— Begin PASSAGE GIVEN —

All of lore.kernel.org
 help / color / mirror / Atom feed
From: Stanislav Fomichev <sdf.kernel@gmail.com>
To: Bobby Eshleman <bobbyeshleman@gmail.com>
Cc: "Donald Hunter" <donald.hunter@gmail.com>,
	"Jakub Kicinski" <kuba@kernel.org>,
	"David S. Miller" <davem@davemloft.net>,
	"Eric Dumazet" <edumazet@google.com>,
	"Paolo Abeni" <pabeni@redhat.com>,
	"Simon Horman" <horms@kernel.org>,
	"Andrew Lunn" <andrew+netdev@lunn.ch>,
	"Gerd Hoffmann" <kraxel@redhat.com>,
	"Vivek Kasireddy" <vivek.kasireddy@intel.com>,
	"Sumit Semwal" <sumit.semwal@linaro.org>,
	"Christian König" <christian.koenig@amd.com>,
	"Shuah Khan" <shuah@kernel.org>,
	netdev@vger.kernel.org, linux-kernel@vger.kernel.org,
	dri-devel@lists.freedesktop.org, linux-media@vger.kernel.org,
	linaro-mm-sig@lists.linaro.org, linux-kselftest@vger.kernel.org,
	sdf@fomichev.me, razor@blackwall.org, daniel@iogearbox.net,
	almasrymina@google.com, matttbe@kernel.org, skhawaja@google.com,
	dw@davidwei.uk, "Bobby Eshleman" <bobbyeshleman@meta.com>
Subject: Re: [PATCH net-next v2 3/4] selftests/net: ncdevmem: add -b option to set rx-buf-size on bind
Date: Thu, 11 Jun 2026 14:22:54 -0700	[thread overview]
Message-ID: <aislm0fS2MSDMzKf@devvm7509.cco0.facebook.com> (raw)
In-Reply-To: <20260611-tcpdm-large-niovs-v2-3-ee2bf15e7523@meta.com>

On 06/11, Bobby Eshleman wrote:
> From: Bobby Eshleman <bobbyeshleman@meta.com>
> 
> Add -b <bytes> to request a non-default niov size via
> NETDEV_A_DMABUF_RX_BUF_SIZE. When the value exceeds PAGE_SIZE,
> udmabuf_alloc() switches to an MFD_HUGETLB-backed memfd so each 2 MB
> hugepage produces one naturally-aligned sg entry.
> 
> Reject values > 2 MB up front: MFD_HUGETLB + udmabuf can only guarantee
> 2 MB per sg entry (one hugepage), so a larger rx_buf_size would fail the
> per-sg length/alignment check.
> 
> Add CONFIG_HUGETLBFS=y to drivers/net/hw/config so the new path is
> reachable in the CI kernels built for these tests.
> 
> Signed-off-by: Bobby Eshleman <bobbyeshleman@meta.com>
> ---
>  tools/testing/selftests/drivers/net/hw/config     |  1 +
>  tools/testing/selftests/drivers/net/hw/ncdevmem.c | 49 +++++++++++++++++++++--
>  2 files changed, 47 insertions(+), 3 deletions(-)

— End PASSAGE GIVEN —

*TO BE DONE:*
a) Reproduce word for word the part of the patch message above, starting at "On 06/11, Bobby" and ending at "per-sg length/alignment check.".
b) Translate this sentence from the patch message above into Spanish: "Add CONFIG_HUGETLBFS=y to drivers/net/hw/config so the new path is reachable in the CI kernels built for these tests."

— Begin SOURCE EXCERPT —

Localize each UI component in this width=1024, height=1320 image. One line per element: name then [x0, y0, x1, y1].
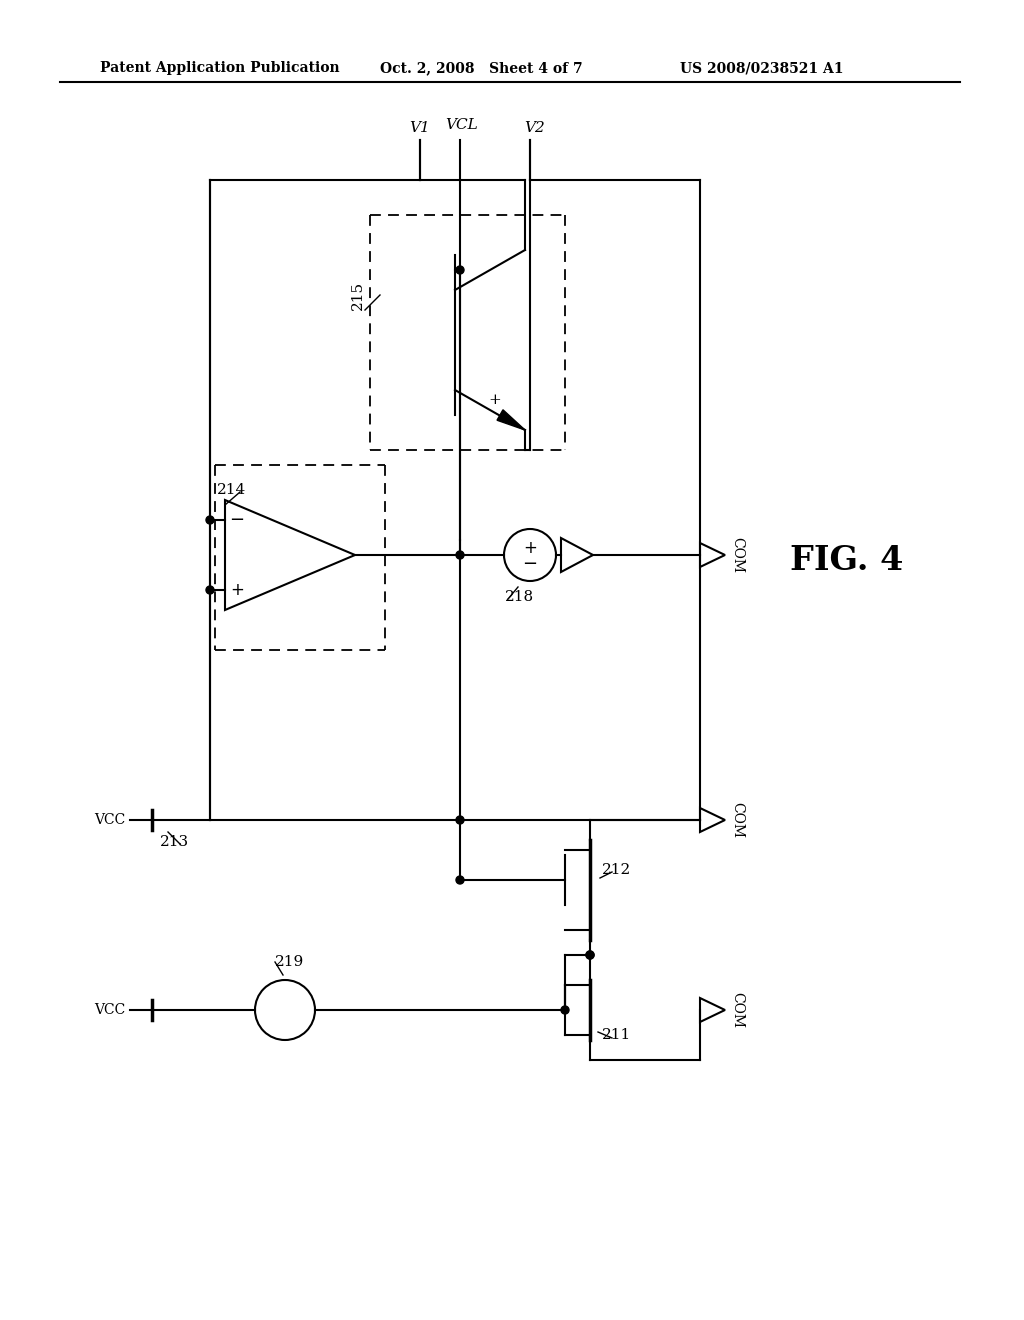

— End SOURCE EXCERPT —

*SOLUTIONS TO THE EXERCISE:*
a)
On 06/11, Bobby Eshleman wrote:
> From: Bobby Eshleman <bobbyeshleman@meta.com>
> 
> Add -b <bytes> to request a non-default niov size via
> NETDEV_A_DMABUF_RX_BUF_SIZE. When the value exceeds PAGE_SIZE,
> udmabuf_alloc() switches to an MFD_HUGETLB-backed memfd so each 2 MB
> hugepage produces one naturally-aligned sg entry.
> 
> Reject values > 2 MB up front: MFD_HUGETLB + udmabuf can only guarantee
> 2 MB per sg entry (one hugepage), so a larger rx_buf_size would fail the
> per-sg length/alignment check.

b) Agregar CONFIG_HUGETLBFS=y a drivers/net/hw/config para que la nueva ruta sea alcanzable en los kernels de CI compilados para estas pruebas.